Every line that holds "Monique" should be shown.

** Begin Stored records **

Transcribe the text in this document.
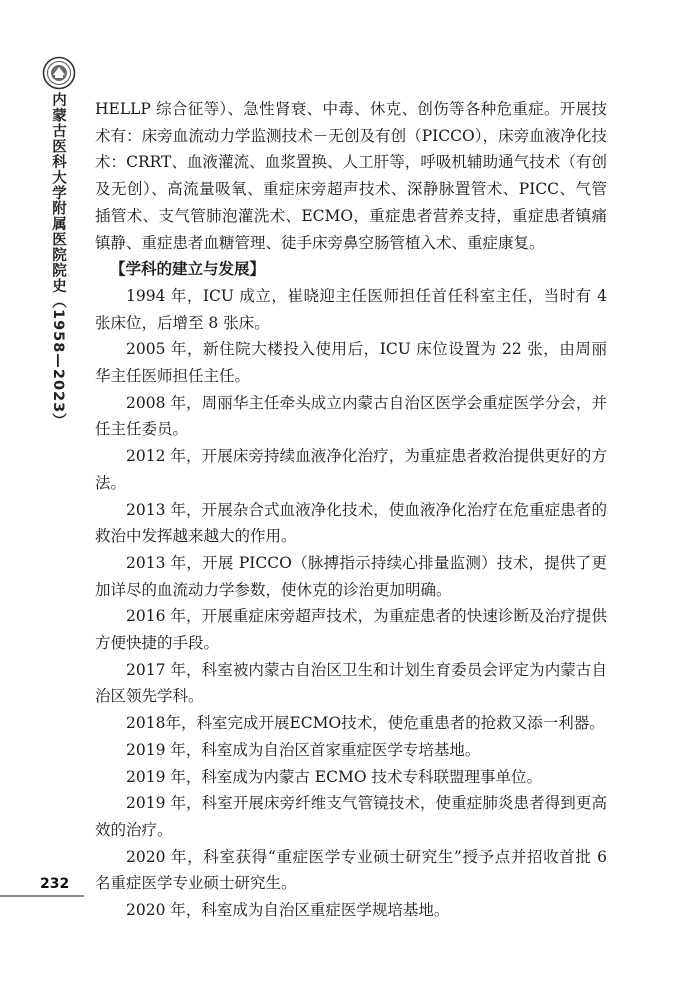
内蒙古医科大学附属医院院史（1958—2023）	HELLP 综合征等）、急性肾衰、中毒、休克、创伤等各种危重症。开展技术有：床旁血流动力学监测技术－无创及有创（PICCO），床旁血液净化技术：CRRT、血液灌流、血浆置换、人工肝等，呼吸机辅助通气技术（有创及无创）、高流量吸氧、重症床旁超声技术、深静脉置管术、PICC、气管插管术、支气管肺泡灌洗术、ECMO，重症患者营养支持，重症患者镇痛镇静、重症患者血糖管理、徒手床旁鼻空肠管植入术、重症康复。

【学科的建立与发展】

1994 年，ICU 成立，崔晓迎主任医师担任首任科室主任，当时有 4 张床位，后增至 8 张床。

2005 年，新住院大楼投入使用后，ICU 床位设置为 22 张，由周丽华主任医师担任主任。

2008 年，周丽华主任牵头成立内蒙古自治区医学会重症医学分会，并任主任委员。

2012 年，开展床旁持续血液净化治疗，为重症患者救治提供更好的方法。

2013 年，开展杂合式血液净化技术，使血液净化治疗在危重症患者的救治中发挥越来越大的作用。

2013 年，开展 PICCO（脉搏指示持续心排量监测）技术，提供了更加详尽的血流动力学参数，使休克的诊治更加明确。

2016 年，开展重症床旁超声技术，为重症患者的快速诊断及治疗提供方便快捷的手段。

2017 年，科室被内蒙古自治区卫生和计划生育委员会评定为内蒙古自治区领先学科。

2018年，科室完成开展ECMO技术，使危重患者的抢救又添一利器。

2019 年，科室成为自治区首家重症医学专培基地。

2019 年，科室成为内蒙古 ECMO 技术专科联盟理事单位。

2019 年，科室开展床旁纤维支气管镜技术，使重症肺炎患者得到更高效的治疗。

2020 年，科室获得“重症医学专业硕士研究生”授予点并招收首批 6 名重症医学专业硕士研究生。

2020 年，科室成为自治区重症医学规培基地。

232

** End Stored records **
** Begin Stored records **

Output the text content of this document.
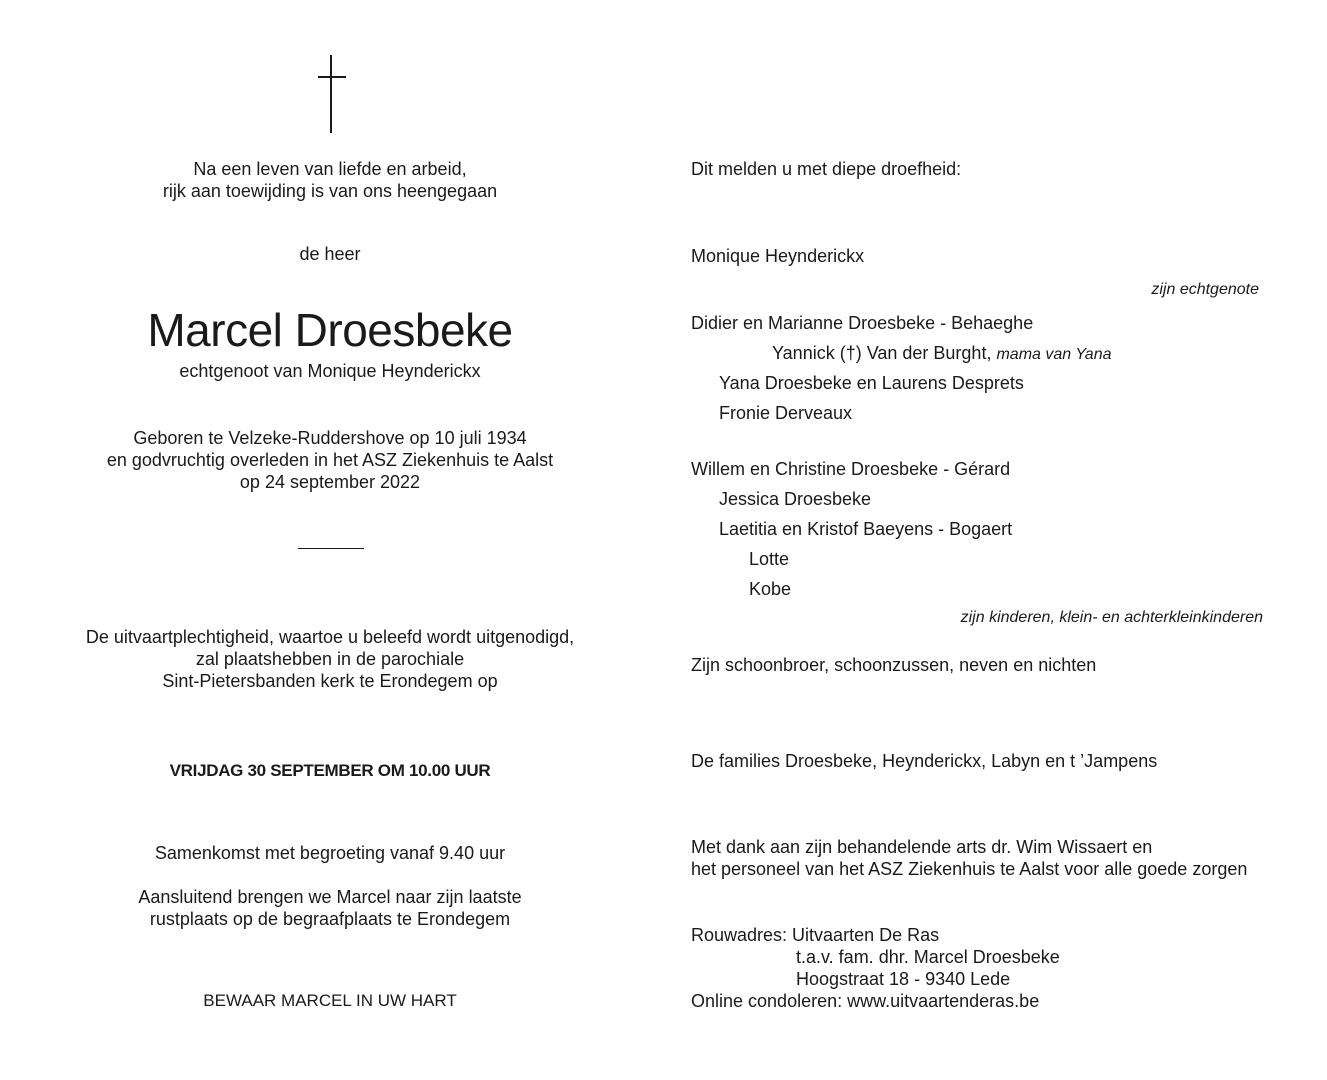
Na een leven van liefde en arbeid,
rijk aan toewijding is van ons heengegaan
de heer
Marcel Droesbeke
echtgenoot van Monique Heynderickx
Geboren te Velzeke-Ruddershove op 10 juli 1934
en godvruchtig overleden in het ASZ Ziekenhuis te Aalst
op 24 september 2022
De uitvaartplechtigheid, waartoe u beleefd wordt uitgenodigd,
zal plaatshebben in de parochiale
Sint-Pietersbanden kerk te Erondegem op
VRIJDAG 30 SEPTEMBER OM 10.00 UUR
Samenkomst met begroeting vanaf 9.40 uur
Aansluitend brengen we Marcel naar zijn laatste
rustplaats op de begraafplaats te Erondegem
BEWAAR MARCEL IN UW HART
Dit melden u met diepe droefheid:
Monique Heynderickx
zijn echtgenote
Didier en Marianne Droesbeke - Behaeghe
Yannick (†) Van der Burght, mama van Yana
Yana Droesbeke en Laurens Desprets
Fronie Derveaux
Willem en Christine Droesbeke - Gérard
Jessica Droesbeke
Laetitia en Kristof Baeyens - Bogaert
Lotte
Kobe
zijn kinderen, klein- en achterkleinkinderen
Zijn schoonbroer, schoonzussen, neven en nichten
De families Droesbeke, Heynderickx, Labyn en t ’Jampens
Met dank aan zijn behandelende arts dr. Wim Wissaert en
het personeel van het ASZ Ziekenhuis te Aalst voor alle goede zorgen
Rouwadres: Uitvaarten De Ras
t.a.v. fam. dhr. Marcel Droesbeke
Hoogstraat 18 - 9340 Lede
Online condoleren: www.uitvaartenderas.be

** End Stored records **

Solution =
echtgenoot van Monique Heynderickx
Monique Heynderickx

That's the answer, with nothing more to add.